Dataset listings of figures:

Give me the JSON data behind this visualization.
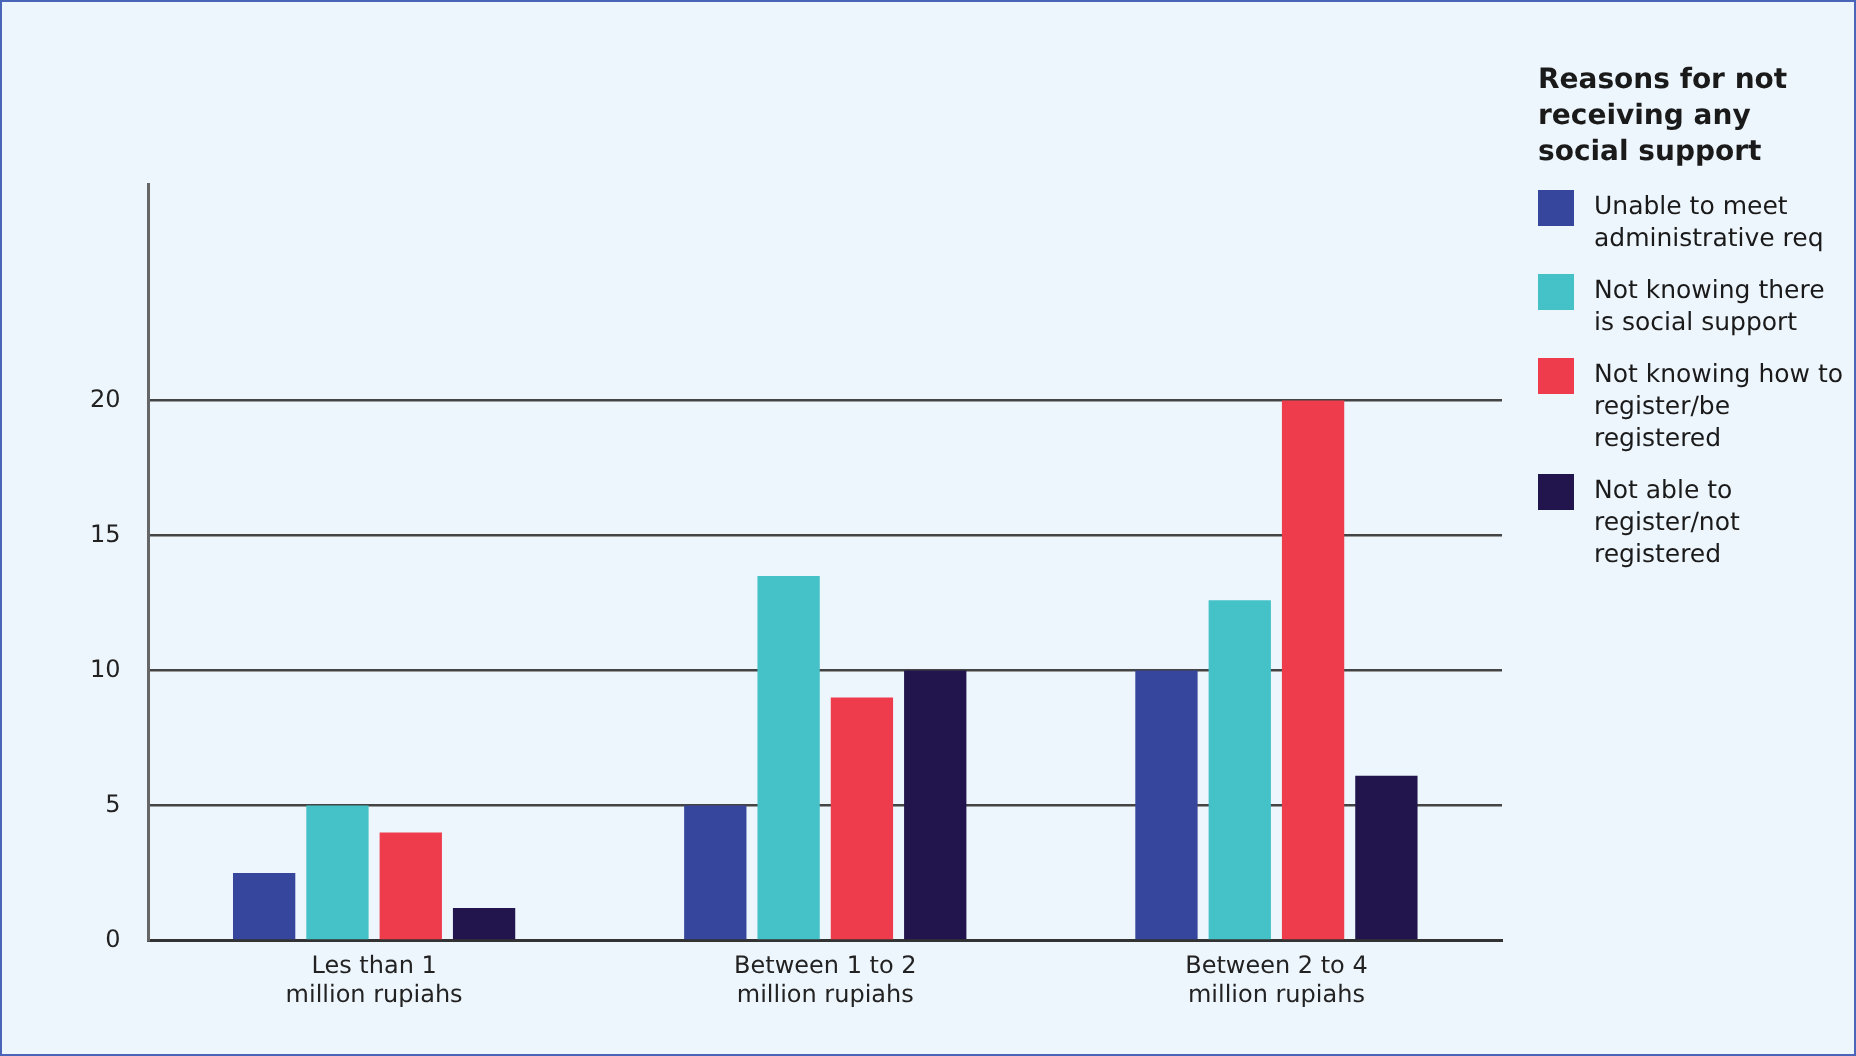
{
  "chart_data": {
    "type": "bar",
    "legend_title": "Reasons for not receiving any social support",
    "categories": [
      "Les than 1\nmillion rupiahs",
      "Between 1 to 2\nmillion rupiahs",
      "Between 2 to 4\nmillion rupiahs"
    ],
    "series": [
      {
        "name": "Unable to meet administrative req",
        "color": "#36469c",
        "values": [
          2.5,
          5,
          10
        ]
      },
      {
        "name": "Not knowing there is social support",
        "color": "#45c2c7",
        "values": [
          5,
          13.5,
          12.6
        ]
      },
      {
        "name": "Not knowing how to register/be registered",
        "color": "#ef3c4d",
        "values": [
          4,
          9,
          20
        ]
      },
      {
        "name": "Not able to register/not registered",
        "color": "#22154d",
        "values": [
          1.2,
          10,
          6.1
        ]
      }
    ],
    "ylim": [
      0,
      28
    ],
    "yticks": [
      0,
      5,
      10,
      15,
      20
    ],
    "grid": "y",
    "legend": "right"
  }
}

The request: Every entry must be reproduced exactly, with the images left out.

Answer to the exercise:
Give me the JSON data behind this visualization.
{
  "chart_data": {
    "type": "bar",
    "legend_title": "Reasons for not receiving any social support",
    "categories": [
      "Les than 1\nmillion rupiahs",
      "Between 1 to 2\nmillion rupiahs",
      "Between 2 to 4\nmillion rupiahs"
    ],
    "series": [
      {
        "name": "Unable to meet administrative req",
        "color": "#36469c",
        "values": [
          2.5,
          5,
          10
        ]
      },
      {
        "name": "Not knowing there is social support",
        "color": "#45c2c7",
        "values": [
          5,
          13.5,
          12.6
        ]
      },
      {
        "name": "Not knowing how to register/be registered",
        "color": "#ef3c4d",
        "values": [
          4,
          9,
          20
        ]
      },
      {
        "name": "Not able to register/not registered",
        "color": "#22154d",
        "values": [
          1.2,
          10,
          6.1
        ]
      }
    ],
    "ylim": [
      0,
      28
    ],
    "yticks": [
      0,
      5,
      10,
      15,
      20
    ],
    "grid": "y",
    "legend": "right"
  }
}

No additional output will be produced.